Data entries:
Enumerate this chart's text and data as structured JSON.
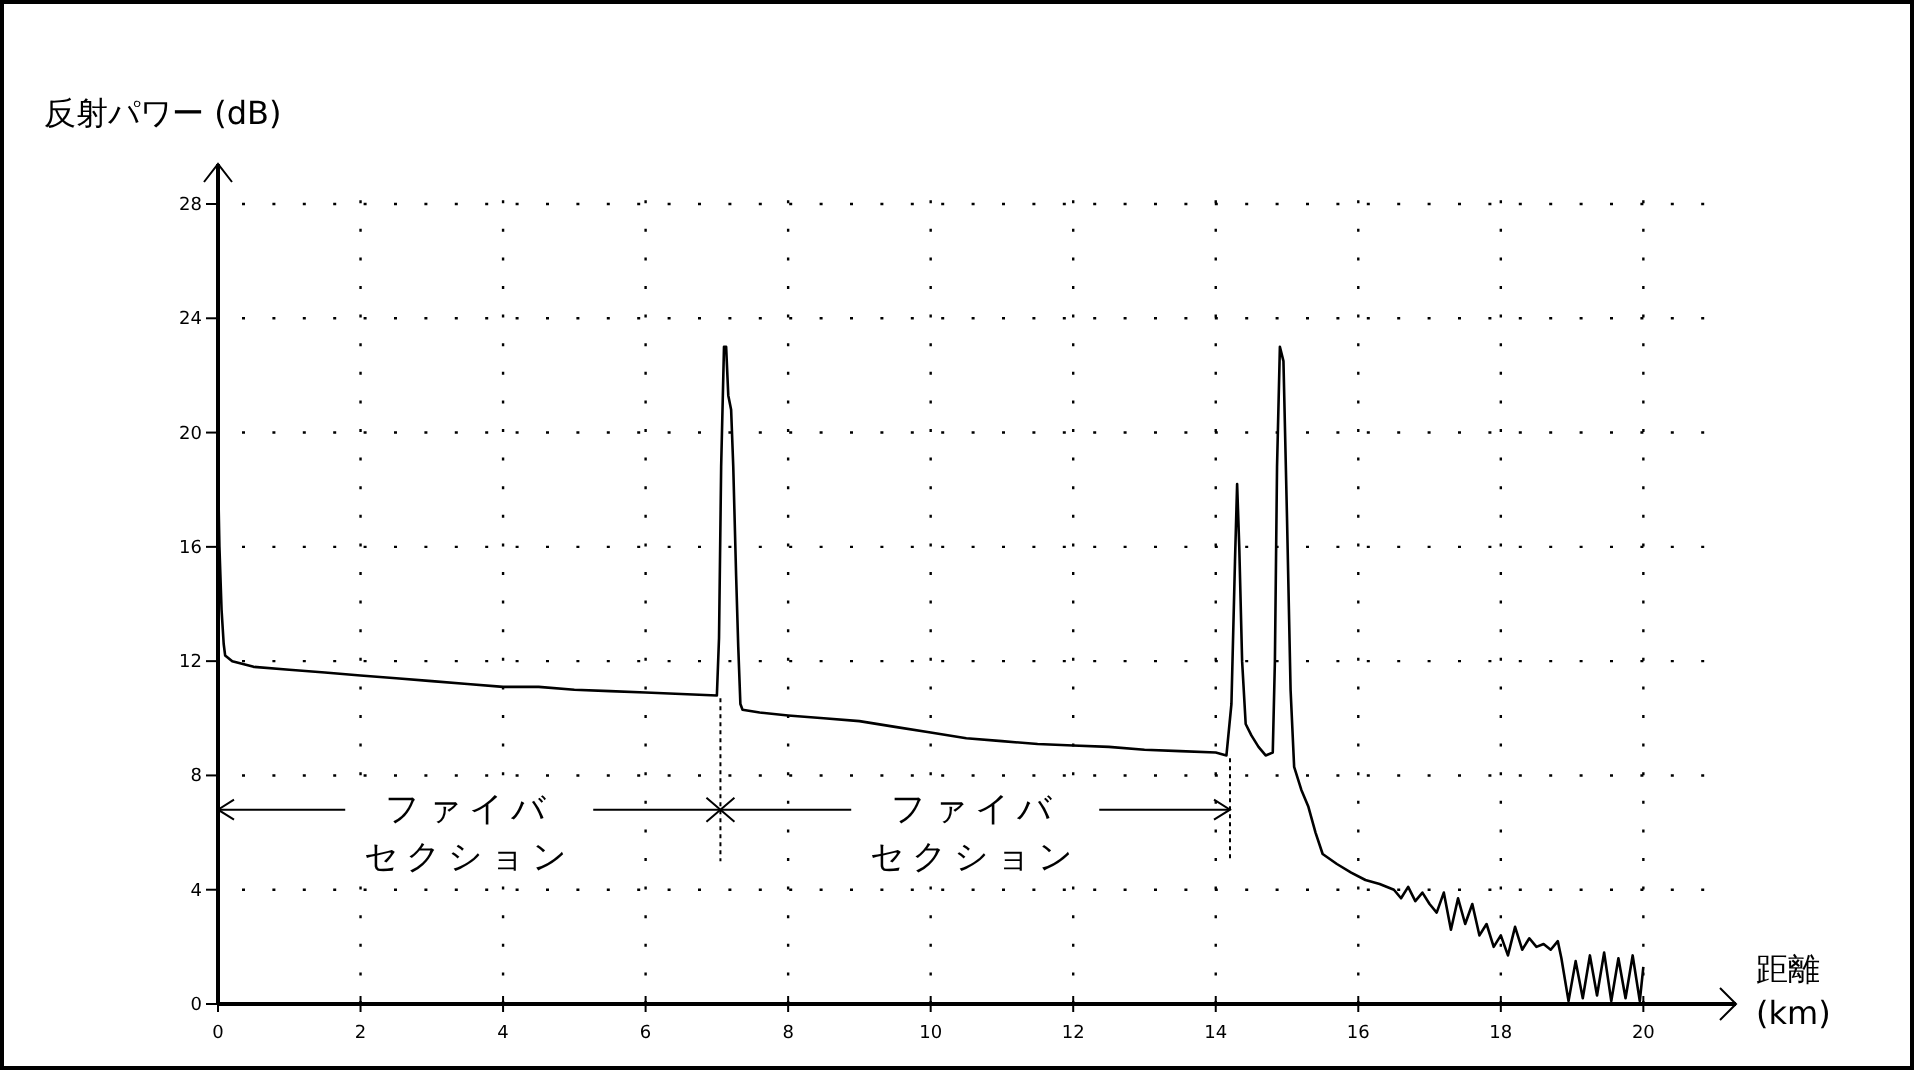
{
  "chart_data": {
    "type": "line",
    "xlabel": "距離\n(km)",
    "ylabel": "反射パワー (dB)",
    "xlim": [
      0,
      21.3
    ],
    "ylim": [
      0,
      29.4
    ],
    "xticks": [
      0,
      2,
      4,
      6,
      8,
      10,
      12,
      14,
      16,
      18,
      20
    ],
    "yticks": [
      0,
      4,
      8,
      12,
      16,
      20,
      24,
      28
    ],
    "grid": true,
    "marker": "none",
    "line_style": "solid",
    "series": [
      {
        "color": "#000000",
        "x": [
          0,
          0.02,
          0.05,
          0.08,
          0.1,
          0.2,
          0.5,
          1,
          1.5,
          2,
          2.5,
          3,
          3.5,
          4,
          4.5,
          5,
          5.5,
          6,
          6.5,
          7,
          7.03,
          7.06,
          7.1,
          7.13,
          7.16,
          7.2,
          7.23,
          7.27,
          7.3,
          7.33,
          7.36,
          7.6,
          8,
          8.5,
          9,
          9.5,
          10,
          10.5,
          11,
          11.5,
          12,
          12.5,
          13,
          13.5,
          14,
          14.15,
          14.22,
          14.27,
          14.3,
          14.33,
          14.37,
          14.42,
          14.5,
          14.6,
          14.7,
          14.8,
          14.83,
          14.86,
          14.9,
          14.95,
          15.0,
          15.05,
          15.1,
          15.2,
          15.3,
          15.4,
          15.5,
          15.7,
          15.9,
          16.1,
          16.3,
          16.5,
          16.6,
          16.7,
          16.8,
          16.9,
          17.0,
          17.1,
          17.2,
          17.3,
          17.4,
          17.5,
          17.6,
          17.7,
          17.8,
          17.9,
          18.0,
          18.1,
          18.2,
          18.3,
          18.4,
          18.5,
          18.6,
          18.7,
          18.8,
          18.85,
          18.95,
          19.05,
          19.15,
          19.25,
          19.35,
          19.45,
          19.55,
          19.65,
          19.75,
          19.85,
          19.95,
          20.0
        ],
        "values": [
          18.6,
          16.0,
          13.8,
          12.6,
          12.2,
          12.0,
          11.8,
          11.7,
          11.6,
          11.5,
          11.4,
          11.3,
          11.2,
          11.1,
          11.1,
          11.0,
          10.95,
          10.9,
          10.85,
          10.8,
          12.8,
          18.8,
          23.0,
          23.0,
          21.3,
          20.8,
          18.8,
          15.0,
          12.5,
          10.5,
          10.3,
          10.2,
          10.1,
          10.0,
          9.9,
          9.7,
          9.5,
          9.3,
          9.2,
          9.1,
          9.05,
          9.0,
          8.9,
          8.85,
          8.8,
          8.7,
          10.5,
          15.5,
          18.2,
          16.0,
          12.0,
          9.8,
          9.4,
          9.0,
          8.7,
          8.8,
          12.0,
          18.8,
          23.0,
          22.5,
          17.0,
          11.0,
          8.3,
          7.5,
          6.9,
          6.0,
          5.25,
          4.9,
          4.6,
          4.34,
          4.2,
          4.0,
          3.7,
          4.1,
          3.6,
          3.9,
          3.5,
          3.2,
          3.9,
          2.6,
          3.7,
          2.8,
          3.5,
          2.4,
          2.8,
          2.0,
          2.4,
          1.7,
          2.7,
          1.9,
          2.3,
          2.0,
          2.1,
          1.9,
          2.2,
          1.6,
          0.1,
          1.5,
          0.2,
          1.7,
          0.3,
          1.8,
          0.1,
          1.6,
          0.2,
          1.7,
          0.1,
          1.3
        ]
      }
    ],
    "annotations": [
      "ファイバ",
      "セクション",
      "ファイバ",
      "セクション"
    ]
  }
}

Short task:
Omit the pictures, then output the rest of the listing exactly.

Solution to this task:
Enumerate this chart's text and data as structured JSON.
{
  "chart_data": {
    "type": "line",
    "xlabel": "距離\n(km)",
    "ylabel": "反射パワー (dB)",
    "xlim": [
      0,
      21.3
    ],
    "ylim": [
      0,
      29.4
    ],
    "xticks": [
      0,
      2,
      4,
      6,
      8,
      10,
      12,
      14,
      16,
      18,
      20
    ],
    "yticks": [
      0,
      4,
      8,
      12,
      16,
      20,
      24,
      28
    ],
    "grid": true,
    "marker": "none",
    "line_style": "solid",
    "series": [
      {
        "color": "#000000",
        "x": [
          0,
          0.02,
          0.05,
          0.08,
          0.1,
          0.2,
          0.5,
          1,
          1.5,
          2,
          2.5,
          3,
          3.5,
          4,
          4.5,
          5,
          5.5,
          6,
          6.5,
          7,
          7.03,
          7.06,
          7.1,
          7.13,
          7.16,
          7.2,
          7.23,
          7.27,
          7.3,
          7.33,
          7.36,
          7.6,
          8,
          8.5,
          9,
          9.5,
          10,
          10.5,
          11,
          11.5,
          12,
          12.5,
          13,
          13.5,
          14,
          14.15,
          14.22,
          14.27,
          14.3,
          14.33,
          14.37,
          14.42,
          14.5,
          14.6,
          14.7,
          14.8,
          14.83,
          14.86,
          14.9,
          14.95,
          15.0,
          15.05,
          15.1,
          15.2,
          15.3,
          15.4,
          15.5,
          15.7,
          15.9,
          16.1,
          16.3,
          16.5,
          16.6,
          16.7,
          16.8,
          16.9,
          17.0,
          17.1,
          17.2,
          17.3,
          17.4,
          17.5,
          17.6,
          17.7,
          17.8,
          17.9,
          18.0,
          18.1,
          18.2,
          18.3,
          18.4,
          18.5,
          18.6,
          18.7,
          18.8,
          18.85,
          18.95,
          19.05,
          19.15,
          19.25,
          19.35,
          19.45,
          19.55,
          19.65,
          19.75,
          19.85,
          19.95,
          20.0
        ],
        "values": [
          18.6,
          16.0,
          13.8,
          12.6,
          12.2,
          12.0,
          11.8,
          11.7,
          11.6,
          11.5,
          11.4,
          11.3,
          11.2,
          11.1,
          11.1,
          11.0,
          10.95,
          10.9,
          10.85,
          10.8,
          12.8,
          18.8,
          23.0,
          23.0,
          21.3,
          20.8,
          18.8,
          15.0,
          12.5,
          10.5,
          10.3,
          10.2,
          10.1,
          10.0,
          9.9,
          9.7,
          9.5,
          9.3,
          9.2,
          9.1,
          9.05,
          9.0,
          8.9,
          8.85,
          8.8,
          8.7,
          10.5,
          15.5,
          18.2,
          16.0,
          12.0,
          9.8,
          9.4,
          9.0,
          8.7,
          8.8,
          12.0,
          18.8,
          23.0,
          22.5,
          17.0,
          11.0,
          8.3,
          7.5,
          6.9,
          6.0,
          5.25,
          4.9,
          4.6,
          4.34,
          4.2,
          4.0,
          3.7,
          4.1,
          3.6,
          3.9,
          3.5,
          3.2,
          3.9,
          2.6,
          3.7,
          2.8,
          3.5,
          2.4,
          2.8,
          2.0,
          2.4,
          1.7,
          2.7,
          1.9,
          2.3,
          2.0,
          2.1,
          1.9,
          2.2,
          1.6,
          0.1,
          1.5,
          0.2,
          1.7,
          0.3,
          1.8,
          0.1,
          1.6,
          0.2,
          1.7,
          0.1,
          1.3
        ]
      }
    ],
    "annotations": [
      "ファイバ",
      "セクション",
      "ファイバ",
      "セクション"
    ]
  }
}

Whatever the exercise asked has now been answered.